- AIM OF THE TASK:
Give back the records below exactly, every one, with no pictures.
## Start
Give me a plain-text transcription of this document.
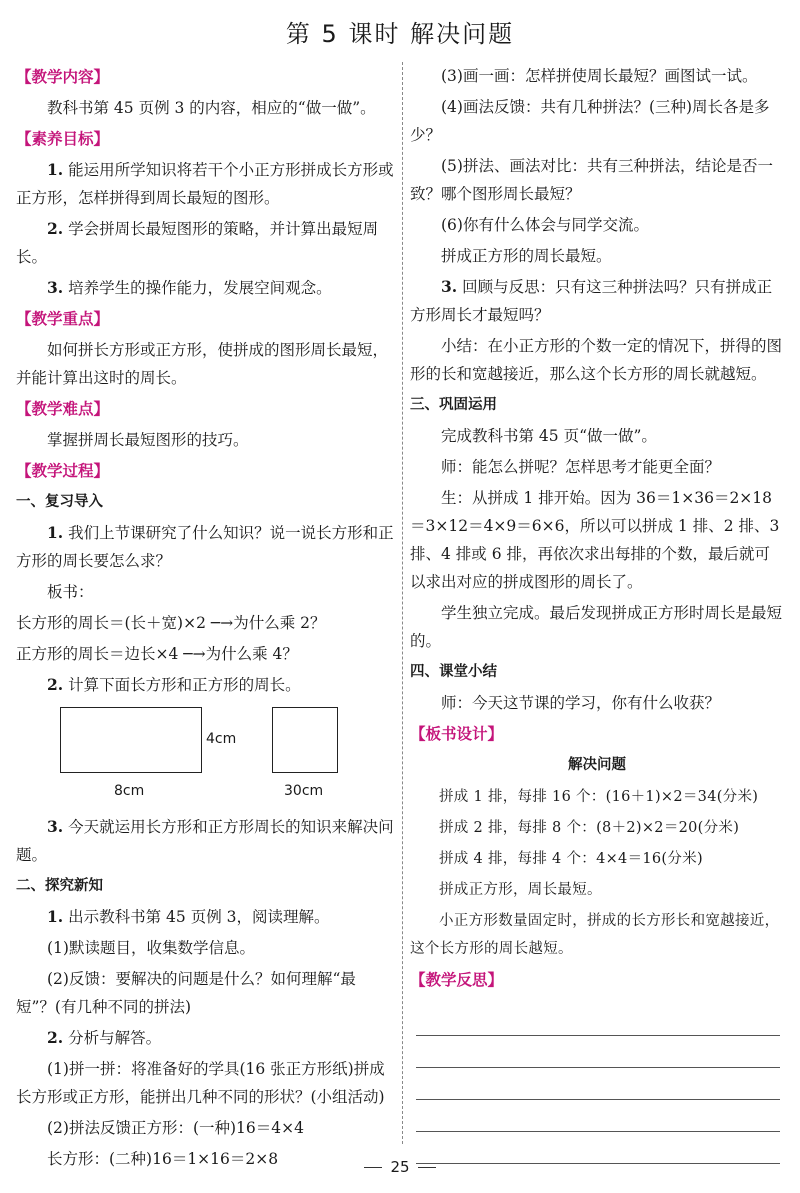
第 5 课时 解决问题
【教学内容】

教科书第 45 页例 3 的内容，相应的“做一做”。

【素养目标】

1. 能运用所学知识将若干个小正方形拼成长方形或正方形，怎样拼得到周长最短的图形。

2. 学会拼周长最短图形的策略，并计算出最短周长。

3. 培养学生的操作能力，发展空间观念。

【教学重点】

如何拼长方形或正方形，使拼成的图形周长最短，并能计算出这时的周长。

【教学难点】

掌握拼周长最短图形的技巧。

【教学过程】
一、复习导入

1. 我们上节课研究了什么知识？说一说长方形和正方形的周长要怎么求？

板书：

长方形的周长＝(长＋宽)×2 ─→为什么乘 2？

正方形的周长＝边长×4 ─→为什么乘 4？

2. 计算下面长方形和正方形的周长。

4cm
8cm	30cm

3. 今天就运用长方形和正方形周长的知识来解决问题。

二、探究新知

1. 出示教科书第 45 页例 3，阅读理解。

(1)默读题目，收集数学信息。

(2)反馈：要解决的问题是什么？如何理解“最短”？(有几种不同的拼法)

2. 分析与解答。

(1)拼一拼：将准备好的学具(16 张正方形纸)拼成长方形或正方形，能拼出几种不同的形状？(小组活动)

(2)拼法反馈正方形：(一种)16＝4×4

长方形：(二种)16＝1×16＝2×8

(3)画一画：怎样拼使周长最短？画图试一试。

(4)画法反馈：共有几种拼法？(三种)周长各是多少？

(5)拼法、画法对比：共有三种拼法，结论是否一致？哪个图形周长最短？

(6)你有什么体会与同学交流。

拼成正方形的周长最短。

3. 回顾与反思：只有这三种拼法吗？只有拼成正方形周长才最短吗？

小结：在小正方形的个数一定的情况下，拼得的图形的长和宽越接近，那么这个长方形的周长就越短。

三、巩固运用

完成教科书第 45 页“做一做”。

师：能怎么拼呢？怎样思考才能更全面？

生：从拼成 1 排开始。因为 36＝1×36＝2×18＝3×12＝4×9＝6×6，所以可以拼成 1 排、2 排、3 排、4 排或 6 排，再依次求出每排的个数，最后就可以求出对应的拼成图形的周长了。

学生独立完成。最后发现拼成正方形时周长是最短的。

四、课堂小结

师：今天这节课的学习，你有什么收获？

【板书设计】
解决问题

拼成 1 排，每排 16 个：(16＋1)×2＝34(分米)

拼成 2 排，每排 8 个：(8＋2)×2＝20(分米)

拼成 4 排，每排 4 个：4×4＝16(分米)

拼成正方形，周长最短。

小正方形数量固定时，拼成的长方形长和宽越接近，这个长方形的周长越短。

【教学反思】
25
## End
- ANSWER FOR THIS EXERCISE:
Give me a plain-text transcription of this document.
第 5 课时 解决问题
【教学内容】

教科书第 45 页例 3 的内容，相应的“做一做”。

【素养目标】

1. 能运用所学知识将若干个小正方形拼成长方形或正方形，怎样拼得到周长最短的图形。

2. 学会拼周长最短图形的策略，并计算出最短周长。

3. 培养学生的操作能力，发展空间观念。

【教学重点】

如何拼长方形或正方形，使拼成的图形周长最短，并能计算出这时的周长。

【教学难点】

掌握拼周长最短图形的技巧。

【教学过程】
一、复习导入

1. 我们上节课研究了什么知识？说一说长方形和正方形的周长要怎么求？

板书：

长方形的周长＝(长＋宽)×2 ─→为什么乘 2？

正方形的周长＝边长×4 ─→为什么乘 4？

2. 计算下面长方形和正方形的周长。

4cm
8cm	30cm

3. 今天就运用长方形和正方形周长的知识来解决问题。

二、探究新知

1. 出示教科书第 45 页例 3，阅读理解。

(1)默读题目，收集数学信息。

(2)反馈：要解决的问题是什么？如何理解“最短”？(有几种不同的拼法)

2. 分析与解答。

(1)拼一拼：将准备好的学具(16 张正方形纸)拼成长方形或正方形，能拼出几种不同的形状？(小组活动)

(2)拼法反馈正方形：(一种)16＝4×4

长方形：(二种)16＝1×16＝2×8

(3)画一画：怎样拼使周长最短？画图试一试。

(4)画法反馈：共有几种拼法？(三种)周长各是多少？

(5)拼法、画法对比：共有三种拼法，结论是否一致？哪个图形周长最短？

(6)你有什么体会与同学交流。

拼成正方形的周长最短。

3. 回顾与反思：只有这三种拼法吗？只有拼成正方形周长才最短吗？

小结：在小正方形的个数一定的情况下，拼得的图形的长和宽越接近，那么这个长方形的周长就越短。

三、巩固运用

完成教科书第 45 页“做一做”。

师：能怎么拼呢？怎样思考才能更全面？

生：从拼成 1 排开始。因为 36＝1×36＝2×18＝3×12＝4×9＝6×6，所以可以拼成 1 排、2 排、3 排、4 排或 6 排，再依次求出每排的个数，最后就可以求出对应的拼成图形的周长了。

学生独立完成。最后发现拼成正方形时周长是最短的。

四、课堂小结

师：今天这节课的学习，你有什么收获？

【板书设计】
解决问题

拼成 1 排，每排 16 个：(16＋1)×2＝34(分米)

拼成 2 排，每排 8 个：(8＋2)×2＝20(分米)

拼成 4 排，每排 4 个：4×4＝16(分米)

拼成正方形，周长最短。

小正方形数量固定时，拼成的长方形长和宽越接近，这个长方形的周长越短。

【教学反思】
25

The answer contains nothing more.